## Written exercise
In the listing below, locate the lines bearing the word "born". Copy every one of them.

## Exercise data
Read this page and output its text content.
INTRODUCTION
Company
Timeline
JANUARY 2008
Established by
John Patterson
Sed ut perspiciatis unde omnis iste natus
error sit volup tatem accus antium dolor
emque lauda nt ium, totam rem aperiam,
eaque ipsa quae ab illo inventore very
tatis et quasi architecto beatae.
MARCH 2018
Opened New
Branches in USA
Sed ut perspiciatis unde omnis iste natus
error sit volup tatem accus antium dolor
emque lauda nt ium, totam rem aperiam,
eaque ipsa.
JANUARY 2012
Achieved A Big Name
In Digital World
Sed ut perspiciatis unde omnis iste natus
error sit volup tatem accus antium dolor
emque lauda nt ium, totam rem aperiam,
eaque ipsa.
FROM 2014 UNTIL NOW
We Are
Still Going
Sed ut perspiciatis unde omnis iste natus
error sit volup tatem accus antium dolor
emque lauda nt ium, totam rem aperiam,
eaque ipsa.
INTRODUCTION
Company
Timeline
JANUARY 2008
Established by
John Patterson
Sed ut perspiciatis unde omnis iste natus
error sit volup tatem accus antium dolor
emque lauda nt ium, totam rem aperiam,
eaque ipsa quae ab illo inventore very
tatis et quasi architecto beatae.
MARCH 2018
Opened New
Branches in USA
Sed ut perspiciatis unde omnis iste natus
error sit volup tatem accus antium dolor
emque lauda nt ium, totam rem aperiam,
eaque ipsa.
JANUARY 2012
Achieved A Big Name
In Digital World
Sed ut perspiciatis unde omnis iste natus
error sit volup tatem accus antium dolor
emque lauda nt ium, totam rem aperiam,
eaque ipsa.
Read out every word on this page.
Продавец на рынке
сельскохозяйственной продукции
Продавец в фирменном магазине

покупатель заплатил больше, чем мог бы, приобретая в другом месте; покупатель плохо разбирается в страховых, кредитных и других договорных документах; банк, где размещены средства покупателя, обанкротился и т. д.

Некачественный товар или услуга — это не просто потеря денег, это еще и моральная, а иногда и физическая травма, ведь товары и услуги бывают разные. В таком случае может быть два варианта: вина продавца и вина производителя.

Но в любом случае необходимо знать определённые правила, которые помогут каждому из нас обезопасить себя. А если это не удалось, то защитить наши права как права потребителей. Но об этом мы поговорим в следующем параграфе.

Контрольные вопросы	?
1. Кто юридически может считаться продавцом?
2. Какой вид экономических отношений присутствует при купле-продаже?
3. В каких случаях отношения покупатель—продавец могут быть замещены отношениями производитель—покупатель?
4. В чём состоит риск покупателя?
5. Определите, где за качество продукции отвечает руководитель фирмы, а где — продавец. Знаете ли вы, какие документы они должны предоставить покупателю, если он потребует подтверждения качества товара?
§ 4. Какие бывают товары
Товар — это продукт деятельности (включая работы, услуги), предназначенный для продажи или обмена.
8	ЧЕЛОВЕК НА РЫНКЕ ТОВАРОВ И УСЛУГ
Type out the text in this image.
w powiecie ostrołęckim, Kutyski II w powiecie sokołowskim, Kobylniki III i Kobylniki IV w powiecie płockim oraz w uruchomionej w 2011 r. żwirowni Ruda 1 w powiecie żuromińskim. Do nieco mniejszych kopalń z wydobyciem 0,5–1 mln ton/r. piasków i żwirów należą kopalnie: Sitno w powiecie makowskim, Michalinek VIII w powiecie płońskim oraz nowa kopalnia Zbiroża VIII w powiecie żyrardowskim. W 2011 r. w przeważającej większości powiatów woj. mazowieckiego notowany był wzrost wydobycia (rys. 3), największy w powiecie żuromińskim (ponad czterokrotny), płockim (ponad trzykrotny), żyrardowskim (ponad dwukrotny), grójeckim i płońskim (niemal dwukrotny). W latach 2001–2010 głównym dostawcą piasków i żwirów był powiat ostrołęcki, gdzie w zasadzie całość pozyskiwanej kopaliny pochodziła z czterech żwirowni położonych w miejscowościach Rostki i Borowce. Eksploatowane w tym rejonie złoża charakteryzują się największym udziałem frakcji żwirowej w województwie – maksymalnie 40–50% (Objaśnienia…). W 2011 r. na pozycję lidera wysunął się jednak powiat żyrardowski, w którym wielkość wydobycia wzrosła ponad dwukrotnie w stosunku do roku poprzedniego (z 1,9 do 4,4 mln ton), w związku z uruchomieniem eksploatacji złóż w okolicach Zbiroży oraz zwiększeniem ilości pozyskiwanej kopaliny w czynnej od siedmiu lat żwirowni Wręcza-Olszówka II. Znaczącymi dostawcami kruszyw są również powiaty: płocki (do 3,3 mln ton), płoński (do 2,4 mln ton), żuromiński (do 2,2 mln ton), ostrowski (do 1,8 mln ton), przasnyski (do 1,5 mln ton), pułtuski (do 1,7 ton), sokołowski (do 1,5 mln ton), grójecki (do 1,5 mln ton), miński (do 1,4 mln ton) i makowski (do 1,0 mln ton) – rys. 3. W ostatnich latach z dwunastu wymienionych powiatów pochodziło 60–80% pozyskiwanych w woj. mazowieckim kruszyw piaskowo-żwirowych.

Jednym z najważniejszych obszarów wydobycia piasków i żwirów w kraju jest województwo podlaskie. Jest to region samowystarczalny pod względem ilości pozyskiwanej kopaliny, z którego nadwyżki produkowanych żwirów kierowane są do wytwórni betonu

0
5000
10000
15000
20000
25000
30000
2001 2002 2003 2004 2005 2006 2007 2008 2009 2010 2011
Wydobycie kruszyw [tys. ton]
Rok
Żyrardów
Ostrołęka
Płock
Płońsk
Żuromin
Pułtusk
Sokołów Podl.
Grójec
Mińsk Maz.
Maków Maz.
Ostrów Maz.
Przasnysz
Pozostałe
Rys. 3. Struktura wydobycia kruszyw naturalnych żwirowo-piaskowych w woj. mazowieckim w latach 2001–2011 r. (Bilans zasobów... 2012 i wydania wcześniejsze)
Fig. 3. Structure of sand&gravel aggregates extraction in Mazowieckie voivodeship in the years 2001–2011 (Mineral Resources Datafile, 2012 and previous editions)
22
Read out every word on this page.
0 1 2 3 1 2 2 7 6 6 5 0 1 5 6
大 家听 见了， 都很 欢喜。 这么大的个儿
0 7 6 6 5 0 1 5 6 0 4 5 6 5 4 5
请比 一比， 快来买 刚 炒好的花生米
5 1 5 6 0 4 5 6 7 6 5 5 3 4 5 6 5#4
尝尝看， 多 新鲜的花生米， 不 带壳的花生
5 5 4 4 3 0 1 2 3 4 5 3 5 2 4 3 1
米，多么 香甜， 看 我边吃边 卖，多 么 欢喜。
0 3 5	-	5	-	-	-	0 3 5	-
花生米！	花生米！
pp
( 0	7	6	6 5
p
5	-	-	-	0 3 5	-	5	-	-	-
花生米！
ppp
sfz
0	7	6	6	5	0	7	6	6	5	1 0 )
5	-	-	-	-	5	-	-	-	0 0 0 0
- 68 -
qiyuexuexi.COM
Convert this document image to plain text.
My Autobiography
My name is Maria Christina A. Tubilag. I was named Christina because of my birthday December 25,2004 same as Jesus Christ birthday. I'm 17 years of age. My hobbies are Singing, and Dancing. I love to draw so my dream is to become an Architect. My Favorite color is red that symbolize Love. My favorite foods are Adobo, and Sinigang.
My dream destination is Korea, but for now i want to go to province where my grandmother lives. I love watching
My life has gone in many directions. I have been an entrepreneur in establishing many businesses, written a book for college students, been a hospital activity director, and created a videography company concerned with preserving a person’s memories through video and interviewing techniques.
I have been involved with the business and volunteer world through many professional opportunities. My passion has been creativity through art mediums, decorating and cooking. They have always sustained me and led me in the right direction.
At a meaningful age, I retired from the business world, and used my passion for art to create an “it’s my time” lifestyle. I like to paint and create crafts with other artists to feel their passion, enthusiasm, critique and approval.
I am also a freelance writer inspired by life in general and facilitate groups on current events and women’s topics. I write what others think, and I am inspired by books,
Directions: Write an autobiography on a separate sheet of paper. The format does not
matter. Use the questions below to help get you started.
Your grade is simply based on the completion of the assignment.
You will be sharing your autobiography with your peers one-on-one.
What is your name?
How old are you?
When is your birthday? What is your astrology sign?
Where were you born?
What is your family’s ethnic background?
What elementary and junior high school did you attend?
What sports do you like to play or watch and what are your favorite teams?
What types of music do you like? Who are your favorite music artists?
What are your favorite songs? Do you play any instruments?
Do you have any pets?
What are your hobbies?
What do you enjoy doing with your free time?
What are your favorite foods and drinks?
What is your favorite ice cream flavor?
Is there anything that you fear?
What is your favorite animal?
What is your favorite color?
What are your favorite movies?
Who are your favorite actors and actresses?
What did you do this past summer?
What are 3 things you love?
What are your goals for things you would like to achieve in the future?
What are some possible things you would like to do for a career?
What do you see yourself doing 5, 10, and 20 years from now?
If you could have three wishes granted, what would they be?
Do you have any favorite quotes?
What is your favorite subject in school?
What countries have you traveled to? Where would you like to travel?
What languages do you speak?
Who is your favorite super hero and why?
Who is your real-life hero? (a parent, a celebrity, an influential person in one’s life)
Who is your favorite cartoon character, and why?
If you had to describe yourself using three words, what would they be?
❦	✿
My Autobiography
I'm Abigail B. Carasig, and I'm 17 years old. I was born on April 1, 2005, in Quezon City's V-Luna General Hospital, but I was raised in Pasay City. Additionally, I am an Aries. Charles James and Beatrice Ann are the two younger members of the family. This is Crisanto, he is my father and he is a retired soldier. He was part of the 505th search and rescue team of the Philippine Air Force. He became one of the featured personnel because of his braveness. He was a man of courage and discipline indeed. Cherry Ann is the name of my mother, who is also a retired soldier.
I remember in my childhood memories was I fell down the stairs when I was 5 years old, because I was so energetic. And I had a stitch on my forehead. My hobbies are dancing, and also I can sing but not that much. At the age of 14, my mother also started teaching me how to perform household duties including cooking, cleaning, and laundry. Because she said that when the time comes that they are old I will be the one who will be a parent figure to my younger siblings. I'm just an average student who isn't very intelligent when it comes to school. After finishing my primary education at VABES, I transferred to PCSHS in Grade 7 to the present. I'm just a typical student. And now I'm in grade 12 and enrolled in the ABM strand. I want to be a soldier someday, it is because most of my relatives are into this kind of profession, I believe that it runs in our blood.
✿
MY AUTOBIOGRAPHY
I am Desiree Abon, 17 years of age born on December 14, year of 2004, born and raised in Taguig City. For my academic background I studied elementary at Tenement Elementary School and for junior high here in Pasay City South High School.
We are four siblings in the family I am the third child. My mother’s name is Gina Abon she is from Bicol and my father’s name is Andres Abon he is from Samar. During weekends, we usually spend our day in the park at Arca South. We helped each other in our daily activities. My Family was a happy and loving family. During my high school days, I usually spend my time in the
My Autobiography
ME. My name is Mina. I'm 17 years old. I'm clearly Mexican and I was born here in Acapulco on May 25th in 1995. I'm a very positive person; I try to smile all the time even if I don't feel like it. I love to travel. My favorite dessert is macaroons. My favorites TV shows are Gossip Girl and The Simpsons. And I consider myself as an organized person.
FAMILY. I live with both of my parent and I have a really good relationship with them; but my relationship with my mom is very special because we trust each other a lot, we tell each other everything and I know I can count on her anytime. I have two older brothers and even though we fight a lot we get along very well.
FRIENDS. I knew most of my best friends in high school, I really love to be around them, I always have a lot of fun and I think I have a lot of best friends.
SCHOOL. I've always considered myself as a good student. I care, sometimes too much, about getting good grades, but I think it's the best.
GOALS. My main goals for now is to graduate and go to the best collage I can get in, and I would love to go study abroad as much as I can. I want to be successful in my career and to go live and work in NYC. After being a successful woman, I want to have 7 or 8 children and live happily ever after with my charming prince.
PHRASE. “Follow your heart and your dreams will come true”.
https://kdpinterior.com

## Output of the task
Where were you born?
I'm Abigail B. Carasig, and I'm 17 years old. I was born on April 1, 2005, in Quezon City's V-Luna General Hospital, but I was raised in Pasay City. Additionally, I am an Aries. Charles James and Beatrice Ann are the two younger members of the family. This is Crisanto, he is my father and he is a retired soldier. He was part of the 505th search and rescue team of the Philippine Air Force. He became one of the featured personnel because of his braveness. He was a man of courage and discipline indeed. Cherry Ann is the name of my mother, who is also a retired soldier.
I am Desiree Abon, 17 years of age born on December 14, year of 2004, born and raised in Taguig City. For my academic background I studied elementary at Tenement Elementary School and for junior high here in Pasay City South High School.
ME. My name is Mina. I'm 17 years old. I'm clearly Mexican and I was born here in Acapulco on May 25th in 1995. I'm a very positive person; I try to smile all the time even if I don't feel like it. I love to travel. My favorite dessert is macaroons. My favorites TV shows are Gossip Girl and The Simpsons. And I consider myself as an organized person.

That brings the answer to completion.